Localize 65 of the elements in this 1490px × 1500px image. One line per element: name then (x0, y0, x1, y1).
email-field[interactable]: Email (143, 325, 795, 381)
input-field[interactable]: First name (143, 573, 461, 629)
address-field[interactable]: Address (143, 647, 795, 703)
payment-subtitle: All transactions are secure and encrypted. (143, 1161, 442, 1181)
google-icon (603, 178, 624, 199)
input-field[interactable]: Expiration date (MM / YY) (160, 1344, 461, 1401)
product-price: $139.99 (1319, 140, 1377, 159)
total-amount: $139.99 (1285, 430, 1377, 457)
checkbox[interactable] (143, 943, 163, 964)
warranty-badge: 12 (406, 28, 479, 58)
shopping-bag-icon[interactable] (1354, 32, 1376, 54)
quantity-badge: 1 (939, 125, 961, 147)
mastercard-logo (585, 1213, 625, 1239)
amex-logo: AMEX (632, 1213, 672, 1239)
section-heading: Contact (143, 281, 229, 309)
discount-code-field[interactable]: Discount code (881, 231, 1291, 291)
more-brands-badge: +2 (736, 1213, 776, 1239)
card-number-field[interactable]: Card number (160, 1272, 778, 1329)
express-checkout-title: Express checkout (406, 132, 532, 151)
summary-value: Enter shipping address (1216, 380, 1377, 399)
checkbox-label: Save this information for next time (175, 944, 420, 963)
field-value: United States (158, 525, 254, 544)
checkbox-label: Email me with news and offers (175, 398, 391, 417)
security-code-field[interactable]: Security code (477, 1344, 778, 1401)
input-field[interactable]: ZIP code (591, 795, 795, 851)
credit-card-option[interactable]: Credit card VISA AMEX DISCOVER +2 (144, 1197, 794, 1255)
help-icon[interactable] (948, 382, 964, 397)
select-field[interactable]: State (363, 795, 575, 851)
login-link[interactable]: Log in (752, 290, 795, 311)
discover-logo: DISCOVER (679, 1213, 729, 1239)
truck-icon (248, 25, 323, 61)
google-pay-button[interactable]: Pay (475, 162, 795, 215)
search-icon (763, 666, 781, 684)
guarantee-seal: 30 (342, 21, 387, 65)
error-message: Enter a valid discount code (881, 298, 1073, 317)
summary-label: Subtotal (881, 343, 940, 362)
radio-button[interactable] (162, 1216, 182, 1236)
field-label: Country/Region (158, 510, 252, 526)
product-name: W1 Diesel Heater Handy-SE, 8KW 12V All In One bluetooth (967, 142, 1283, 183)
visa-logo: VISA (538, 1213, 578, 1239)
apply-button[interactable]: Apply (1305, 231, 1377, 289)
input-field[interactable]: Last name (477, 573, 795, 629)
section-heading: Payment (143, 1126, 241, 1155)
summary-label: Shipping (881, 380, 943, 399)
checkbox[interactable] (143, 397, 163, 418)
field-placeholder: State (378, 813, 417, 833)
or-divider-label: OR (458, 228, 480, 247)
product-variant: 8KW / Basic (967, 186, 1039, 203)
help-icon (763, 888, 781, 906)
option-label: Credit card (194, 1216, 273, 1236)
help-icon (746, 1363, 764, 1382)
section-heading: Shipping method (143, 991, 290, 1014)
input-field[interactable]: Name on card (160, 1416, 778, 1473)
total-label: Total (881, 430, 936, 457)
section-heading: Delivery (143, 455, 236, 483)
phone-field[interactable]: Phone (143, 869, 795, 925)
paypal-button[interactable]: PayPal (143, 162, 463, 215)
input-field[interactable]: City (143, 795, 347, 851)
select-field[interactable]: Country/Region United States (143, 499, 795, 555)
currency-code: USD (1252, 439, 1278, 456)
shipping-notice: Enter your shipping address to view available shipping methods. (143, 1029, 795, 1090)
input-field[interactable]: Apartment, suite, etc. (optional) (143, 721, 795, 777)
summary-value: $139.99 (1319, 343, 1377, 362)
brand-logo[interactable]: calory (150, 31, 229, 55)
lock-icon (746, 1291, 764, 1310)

→ SET PROBLEM: Rewrite every line above, swapping "Name on card" for "Cardholder name" and changing nothing else.

→ WORKED ANSWER:
Localize 65 of the elements in this 1490px × 1500px image. One line per element: name then (x0, y0, x1, y1).
email-field[interactable]: Email (143, 325, 795, 381)
input-field[interactable]: First name (143, 573, 461, 629)
address-field[interactable]: Address (143, 647, 795, 703)
payment-subtitle: All transactions are secure and encrypted. (143, 1161, 442, 1181)
google-icon (603, 178, 624, 199)
input-field[interactable]: Expiration date (MM / YY) (160, 1344, 461, 1401)
product-price: $139.99 (1319, 140, 1377, 159)
total-amount: $139.99 (1285, 430, 1377, 457)
checkbox[interactable] (143, 943, 163, 964)
warranty-badge: 12 (406, 28, 479, 58)
shopping-bag-icon[interactable] (1354, 32, 1376, 54)
quantity-badge: 1 (939, 125, 961, 147)
mastercard-logo (585, 1213, 625, 1239)
amex-logo: AMEX (632, 1213, 672, 1239)
section-heading: Contact (143, 281, 229, 309)
discount-code-field[interactable]: Discount code (881, 231, 1291, 291)
more-brands-badge: +2 (736, 1213, 776, 1239)
card-number-field[interactable]: Card number (160, 1272, 778, 1329)
express-checkout-title: Express checkout (406, 132, 532, 151)
summary-value: Enter shipping address (1216, 380, 1377, 399)
checkbox-label: Save this information for next time (175, 944, 420, 963)
field-value: United States (158, 525, 254, 544)
checkbox-label: Email me with news and offers (175, 398, 391, 417)
security-code-field[interactable]: Security code (477, 1344, 778, 1401)
input-field[interactable]: ZIP code (591, 795, 795, 851)
credit-card-option[interactable]: Credit card VISA AMEX DISCOVER +2 (144, 1197, 794, 1255)
help-icon[interactable] (948, 382, 964, 397)
select-field[interactable]: State (363, 795, 575, 851)
login-link[interactable]: Log in (752, 290, 795, 311)
discover-logo: DISCOVER (679, 1213, 729, 1239)
truck-icon (248, 25, 323, 61)
google-pay-button[interactable]: Pay (475, 162, 795, 215)
search-icon (763, 666, 781, 684)
guarantee-seal: 30 (342, 21, 387, 65)
error-message: Enter a valid discount code (881, 298, 1073, 317)
summary-label: Subtotal (881, 343, 940, 362)
radio-button[interactable] (162, 1216, 182, 1236)
field-label: Country/Region (158, 510, 252, 526)
product-name: W1 Diesel Heater Handy-SE, 8KW 12V All In One bluetooth (967, 142, 1283, 183)
visa-logo: VISA (538, 1213, 578, 1239)
apply-button[interactable]: Apply (1305, 231, 1377, 289)
input-field[interactable]: Last name (477, 573, 795, 629)
section-heading: Payment (143, 1126, 241, 1155)
summary-label: Shipping (881, 380, 943, 399)
checkbox[interactable] (143, 397, 163, 418)
field-placeholder: State (378, 813, 417, 833)
or-divider-label: OR (458, 228, 480, 247)
product-variant: 8KW / Basic (967, 186, 1039, 203)
help-icon (763, 888, 781, 906)
option-label: Credit card (194, 1216, 273, 1236)
help-icon (746, 1363, 764, 1382)
section-heading: Shipping method (143, 991, 290, 1014)
input-field[interactable]: Cardholder name (160, 1416, 778, 1473)
total-label: Total (881, 430, 936, 457)
section-heading: Delivery (143, 455, 236, 483)
phone-field[interactable]: Phone (143, 869, 795, 925)
paypal-button[interactable]: PayPal (143, 162, 463, 215)
input-field[interactable]: City (143, 795, 347, 851)
select-field[interactable]: Country/Region United States (143, 499, 795, 555)
currency-code: USD (1252, 439, 1278, 456)
shipping-notice: Enter your shipping address to view available shipping methods. (143, 1029, 795, 1090)
input-field[interactable]: Apartment, suite, etc. (optional) (143, 721, 795, 777)
summary-value: $139.99 (1319, 343, 1377, 362)
brand-logo[interactable]: calory (150, 31, 229, 55)
lock-icon (746, 1291, 764, 1310)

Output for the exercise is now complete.